**PROBLEM DETAILS**
Each entry needs to be restated exactly as written.

□ □ □ □ □

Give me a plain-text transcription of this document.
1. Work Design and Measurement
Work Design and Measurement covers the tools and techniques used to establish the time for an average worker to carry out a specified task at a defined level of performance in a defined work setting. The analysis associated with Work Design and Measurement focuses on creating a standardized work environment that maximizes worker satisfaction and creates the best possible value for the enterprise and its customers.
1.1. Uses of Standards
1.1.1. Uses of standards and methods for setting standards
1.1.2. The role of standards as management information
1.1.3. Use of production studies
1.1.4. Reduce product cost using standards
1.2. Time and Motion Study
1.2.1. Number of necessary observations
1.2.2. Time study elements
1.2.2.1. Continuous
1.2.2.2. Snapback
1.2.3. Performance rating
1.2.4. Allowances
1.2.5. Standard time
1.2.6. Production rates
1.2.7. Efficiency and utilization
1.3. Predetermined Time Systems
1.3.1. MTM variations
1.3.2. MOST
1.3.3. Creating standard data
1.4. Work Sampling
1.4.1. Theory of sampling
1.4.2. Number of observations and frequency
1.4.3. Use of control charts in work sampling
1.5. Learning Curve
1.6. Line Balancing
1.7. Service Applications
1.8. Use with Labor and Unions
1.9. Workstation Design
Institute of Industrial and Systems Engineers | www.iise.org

□ □ □ □ □

**ANSWER TO THIS EXERCISE**
Give me a plain-text transcription of this document.
1. Work Design and Measurement
Work Design and Measurement covers the tools and techniques used to establish the time for an average worker to carry out a specified task at a defined level of performance in a defined work setting. The analysis associated with Work Design and Measurement focuses on creating a standardized work environment that maximizes worker satisfaction and creates the best possible value for the enterprise and its customers.
1.1. Uses of Standards
1.1.1. Uses of standards and methods for setting standards
1.1.2. The role of standards as management information
1.1.3. Use of production studies
1.1.4. Reduce product cost using standards
1.2. Time and Motion Study
1.2.1. Number of necessary observations
1.2.2. Time study elements
1.2.2.1. Continuous
1.2.2.2. Snapback
1.2.3. Performance rating
1.2.4. Allowances
1.2.5. Standard time
1.2.6. Production rates
1.2.7. Efficiency and utilization
1.3. Predetermined Time Systems
1.3.1. MTM variations
1.3.2. MOST
1.3.3. Creating standard data
1.4. Work Sampling
1.4.1. Theory of sampling
1.4.2. Number of observations and frequency
1.4.3. Use of control charts in work sampling
1.5. Learning Curve
1.6. Line Balancing
1.7. Service Applications
1.8. Use with Labor and Unions
1.9. Workstation Design
Institute of Industrial and Systems Engineers | www.iise.org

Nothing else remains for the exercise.